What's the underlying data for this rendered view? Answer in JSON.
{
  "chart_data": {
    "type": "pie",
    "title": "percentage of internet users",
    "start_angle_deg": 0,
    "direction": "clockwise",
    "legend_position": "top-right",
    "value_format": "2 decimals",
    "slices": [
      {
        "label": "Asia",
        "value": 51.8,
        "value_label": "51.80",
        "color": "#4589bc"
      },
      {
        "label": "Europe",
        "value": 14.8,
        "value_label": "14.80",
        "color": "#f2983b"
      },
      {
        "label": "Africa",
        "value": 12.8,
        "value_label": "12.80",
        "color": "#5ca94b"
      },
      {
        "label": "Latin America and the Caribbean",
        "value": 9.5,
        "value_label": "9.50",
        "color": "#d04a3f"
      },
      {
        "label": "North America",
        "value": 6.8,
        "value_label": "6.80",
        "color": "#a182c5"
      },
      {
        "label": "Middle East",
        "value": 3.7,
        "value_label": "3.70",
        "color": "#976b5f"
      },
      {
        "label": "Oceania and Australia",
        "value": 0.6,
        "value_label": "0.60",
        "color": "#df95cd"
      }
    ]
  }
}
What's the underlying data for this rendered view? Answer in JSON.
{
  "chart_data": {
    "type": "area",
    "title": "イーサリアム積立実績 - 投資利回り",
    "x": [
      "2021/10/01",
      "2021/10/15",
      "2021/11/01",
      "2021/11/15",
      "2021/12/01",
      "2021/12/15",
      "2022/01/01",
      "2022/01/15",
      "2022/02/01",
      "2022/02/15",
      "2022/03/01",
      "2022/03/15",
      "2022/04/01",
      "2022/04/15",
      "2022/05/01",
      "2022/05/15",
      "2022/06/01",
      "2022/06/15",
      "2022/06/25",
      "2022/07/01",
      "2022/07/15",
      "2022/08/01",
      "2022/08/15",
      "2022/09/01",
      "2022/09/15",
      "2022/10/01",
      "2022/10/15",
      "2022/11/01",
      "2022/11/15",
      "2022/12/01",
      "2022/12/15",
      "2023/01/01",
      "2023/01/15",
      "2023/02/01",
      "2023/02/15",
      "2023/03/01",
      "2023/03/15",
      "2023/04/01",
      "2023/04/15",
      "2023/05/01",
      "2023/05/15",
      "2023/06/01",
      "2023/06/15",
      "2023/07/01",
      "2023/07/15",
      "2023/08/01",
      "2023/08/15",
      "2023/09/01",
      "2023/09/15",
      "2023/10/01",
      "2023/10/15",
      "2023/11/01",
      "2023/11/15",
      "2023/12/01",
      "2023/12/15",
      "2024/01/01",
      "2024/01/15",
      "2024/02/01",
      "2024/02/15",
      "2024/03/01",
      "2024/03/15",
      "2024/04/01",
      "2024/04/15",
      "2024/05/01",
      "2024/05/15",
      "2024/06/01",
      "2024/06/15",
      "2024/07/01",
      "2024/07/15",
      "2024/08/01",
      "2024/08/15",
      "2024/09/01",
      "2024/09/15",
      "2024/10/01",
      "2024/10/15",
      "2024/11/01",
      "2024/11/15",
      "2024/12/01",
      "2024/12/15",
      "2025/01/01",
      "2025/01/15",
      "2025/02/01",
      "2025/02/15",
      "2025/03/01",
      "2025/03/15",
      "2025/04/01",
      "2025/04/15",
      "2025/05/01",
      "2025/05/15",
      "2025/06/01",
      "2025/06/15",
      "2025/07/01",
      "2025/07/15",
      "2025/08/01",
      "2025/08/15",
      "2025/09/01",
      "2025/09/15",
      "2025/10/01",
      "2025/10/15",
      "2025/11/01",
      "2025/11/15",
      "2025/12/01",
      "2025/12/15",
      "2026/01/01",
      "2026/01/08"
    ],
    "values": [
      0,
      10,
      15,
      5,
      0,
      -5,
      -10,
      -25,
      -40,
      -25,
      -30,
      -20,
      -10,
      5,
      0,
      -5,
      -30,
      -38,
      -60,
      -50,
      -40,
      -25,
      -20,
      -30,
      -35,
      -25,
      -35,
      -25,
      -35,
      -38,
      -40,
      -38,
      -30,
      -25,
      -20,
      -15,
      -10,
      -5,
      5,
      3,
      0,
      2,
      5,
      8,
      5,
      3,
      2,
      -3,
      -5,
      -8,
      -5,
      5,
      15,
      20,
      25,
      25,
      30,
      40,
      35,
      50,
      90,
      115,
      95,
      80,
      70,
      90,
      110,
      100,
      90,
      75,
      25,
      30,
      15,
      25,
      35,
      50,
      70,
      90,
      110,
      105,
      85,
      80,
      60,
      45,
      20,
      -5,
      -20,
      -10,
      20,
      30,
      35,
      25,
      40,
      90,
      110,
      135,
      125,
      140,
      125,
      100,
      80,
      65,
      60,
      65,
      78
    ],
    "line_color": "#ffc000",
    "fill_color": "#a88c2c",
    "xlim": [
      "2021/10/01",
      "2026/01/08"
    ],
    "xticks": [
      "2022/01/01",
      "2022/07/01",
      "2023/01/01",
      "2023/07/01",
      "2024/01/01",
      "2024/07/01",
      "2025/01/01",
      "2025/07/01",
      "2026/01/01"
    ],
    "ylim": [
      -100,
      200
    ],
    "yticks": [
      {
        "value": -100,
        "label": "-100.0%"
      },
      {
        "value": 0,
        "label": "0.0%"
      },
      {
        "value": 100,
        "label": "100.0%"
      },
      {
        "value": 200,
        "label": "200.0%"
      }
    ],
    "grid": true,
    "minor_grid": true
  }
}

What is being asked :: Repeat the records above exactly as they appear.

Solution to this task ::
What's the underlying data for this rendered view? Answer in JSON.
{
  "chart_data": {
    "type": "pie",
    "title": "percentage of internet users",
    "start_angle_deg": 0,
    "direction": "clockwise",
    "legend_position": "top-right",
    "value_format": "2 decimals",
    "slices": [
      {
        "label": "Asia",
        "value": 51.8,
        "value_label": "51.80",
        "color": "#4589bc"
      },
      {
        "label": "Europe",
        "value": 14.8,
        "value_label": "14.80",
        "color": "#f2983b"
      },
      {
        "label": "Africa",
        "value": 12.8,
        "value_label": "12.80",
        "color": "#5ca94b"
      },
      {
        "label": "Latin America and the Caribbean",
        "value": 9.5,
        "value_label": "9.50",
        "color": "#d04a3f"
      },
      {
        "label": "North America",
        "value": 6.8,
        "value_label": "6.80",
        "color": "#a182c5"
      },
      {
        "label": "Middle East",
        "value": 3.7,
        "value_label": "3.70",
        "color": "#976b5f"
      },
      {
        "label": "Oceania and Australia",
        "value": 0.6,
        "value_label": "0.60",
        "color": "#df95cd"
      }
    ]
  }
}
What's the underlying data for this rendered view? Answer in JSON.
{
  "chart_data": {
    "type": "area",
    "title": "イーサリアム積立実績 - 投資利回り",
    "x": [
      "2021/10/01",
      "2021/10/15",
      "2021/11/01",
      "2021/11/15",
      "2021/12/01",
      "2021/12/15",
      "2022/01/01",
      "2022/01/15",
      "2022/02/01",
      "2022/02/15",
      "2022/03/01",
      "2022/03/15",
      "2022/04/01",
      "2022/04/15",
      "2022/05/01",
      "2022/05/15",
      "2022/06/01",
      "2022/06/15",
      "2022/06/25",
      "2022/07/01",
      "2022/07/15",
      "2022/08/01",
      "2022/08/15",
      "2022/09/01",
      "2022/09/15",
      "2022/10/01",
      "2022/10/15",
      "2022/11/01",
      "2022/11/15",
      "2022/12/01",
      "2022/12/15",
      "2023/01/01",
      "2023/01/15",
      "2023/02/01",
      "2023/02/15",
      "2023/03/01",
      "2023/03/15",
      "2023/04/01",
      "2023/04/15",
      "2023/05/01",
      "2023/05/15",
      "2023/06/01",
      "2023/06/15",
      "2023/07/01",
      "2023/07/15",
      "2023/08/01",
      "2023/08/15",
      "2023/09/01",
      "2023/09/15",
      "2023/10/01",
      "2023/10/15",
      "2023/11/01",
      "2023/11/15",
      "2023/12/01",
      "2023/12/15",
      "2024/01/01",
      "2024/01/15",
      "2024/02/01",
      "2024/02/15",
      "2024/03/01",
      "2024/03/15",
      "2024/04/01",
      "2024/04/15",
      "2024/05/01",
      "2024/05/15",
      "2024/06/01",
      "2024/06/15",
      "2024/07/01",
      "2024/07/15",
      "2024/08/01",
      "2024/08/15",
      "2024/09/01",
      "2024/09/15",
      "2024/10/01",
      "2024/10/15",
      "2024/11/01",
      "2024/11/15",
      "2024/12/01",
      "2024/12/15",
      "2025/01/01",
      "2025/01/15",
      "2025/02/01",
      "2025/02/15",
      "2025/03/01",
      "2025/03/15",
      "2025/04/01",
      "2025/04/15",
      "2025/05/01",
      "2025/05/15",
      "2025/06/01",
      "2025/06/15",
      "2025/07/01",
      "2025/07/15",
      "2025/08/01",
      "2025/08/15",
      "2025/09/01",
      "2025/09/15",
      "2025/10/01",
      "2025/10/15",
      "2025/11/01",
      "2025/11/15",
      "2025/12/01",
      "2025/12/15",
      "2026/01/01",
      "2026/01/08"
    ],
    "values": [
      0,
      10,
      15,
      5,
      0,
      -5,
      -10,
      -25,
      -40,
      -25,
      -30,
      -20,
      -10,
      5,
      0,
      -5,
      -30,
      -38,
      -60,
      -50,
      -40,
      -25,
      -20,
      -30,
      -35,
      -25,
      -35,
      -25,
      -35,
      -38,
      -40,
      -38,
      -30,
      -25,
      -20,
      -15,
      -10,
      -5,
      5,
      3,
      0,
      2,
      5,
      8,
      5,
      3,
      2,
      -3,
      -5,
      -8,
      -5,
      5,
      15,
      20,
      25,
      25,
      30,
      40,
      35,
      50,
      90,
      115,
      95,
      80,
      70,
      90,
      110,
      100,
      90,
      75,
      25,
      30,
      15,
      25,
      35,
      50,
      70,
      90,
      110,
      105,
      85,
      80,
      60,
      45,
      20,
      -5,
      -20,
      -10,
      20,
      30,
      35,
      25,
      40,
      90,
      110,
      135,
      125,
      140,
      125,
      100,
      80,
      65,
      60,
      65,
      78
    ],
    "line_color": "#ffc000",
    "fill_color": "#a88c2c",
    "xlim": [
      "2021/10/01",
      "2026/01/08"
    ],
    "xticks": [
      "2022/01/01",
      "2022/07/01",
      "2023/01/01",
      "2023/07/01",
      "2024/01/01",
      "2024/07/01",
      "2025/01/01",
      "2025/07/01",
      "2026/01/01"
    ],
    "ylim": [
      -100,
      200
    ],
    "yticks": [
      {
        "value": -100,
        "label": "-100.0%"
      },
      {
        "value": 0,
        "label": "0.0%"
      },
      {
        "value": 100,
        "label": "100.0%"
      },
      {
        "value": 200,
        "label": "200.0%"
      }
    ],
    "grid": true,
    "minor_grid": true
  }
}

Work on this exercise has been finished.